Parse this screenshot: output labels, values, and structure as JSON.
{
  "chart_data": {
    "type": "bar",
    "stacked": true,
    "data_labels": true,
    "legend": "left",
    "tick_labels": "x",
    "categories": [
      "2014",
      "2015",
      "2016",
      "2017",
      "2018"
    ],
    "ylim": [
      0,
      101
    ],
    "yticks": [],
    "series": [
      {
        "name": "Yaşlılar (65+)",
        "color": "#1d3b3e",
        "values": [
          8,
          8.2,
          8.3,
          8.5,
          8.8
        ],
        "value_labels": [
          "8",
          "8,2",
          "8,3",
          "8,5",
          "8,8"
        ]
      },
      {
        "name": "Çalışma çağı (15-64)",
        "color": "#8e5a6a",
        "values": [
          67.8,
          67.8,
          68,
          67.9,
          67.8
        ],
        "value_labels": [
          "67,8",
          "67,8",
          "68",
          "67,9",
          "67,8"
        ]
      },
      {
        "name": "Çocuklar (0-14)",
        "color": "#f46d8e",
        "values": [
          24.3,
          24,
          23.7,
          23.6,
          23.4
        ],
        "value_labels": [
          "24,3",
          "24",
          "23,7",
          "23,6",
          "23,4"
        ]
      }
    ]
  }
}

----------------

### Requirement
Your task is to extract all of the records exactly.

### Reply
Parse this screenshot: output labels, values, and structure as JSON.
{
  "chart_data": {
    "type": "bar",
    "stacked": true,
    "data_labels": true,
    "legend": "left",
    "tick_labels": "x",
    "categories": [
      "2014",
      "2015",
      "2016",
      "2017",
      "2018"
    ],
    "ylim": [
      0,
      101
    ],
    "yticks": [],
    "series": [
      {
        "name": "Yaşlılar (65+)",
        "color": "#1d3b3e",
        "values": [
          8,
          8.2,
          8.3,
          8.5,
          8.8
        ],
        "value_labels": [
          "8",
          "8,2",
          "8,3",
          "8,5",
          "8,8"
        ]
      },
      {
        "name": "Çalışma çağı (15-64)",
        "color": "#8e5a6a",
        "values": [
          67.8,
          67.8,
          68,
          67.9,
          67.8
        ],
        "value_labels": [
          "67,8",
          "67,8",
          "68",
          "67,9",
          "67,8"
        ]
      },
      {
        "name": "Çocuklar (0-14)",
        "color": "#f46d8e",
        "values": [
          24.3,
          24,
          23.7,
          23.6,
          23.4
        ],
        "value_labels": [
          "24,3",
          "24",
          "23,7",
          "23,6",
          "23,4"
        ]
      }
    ]
  }
}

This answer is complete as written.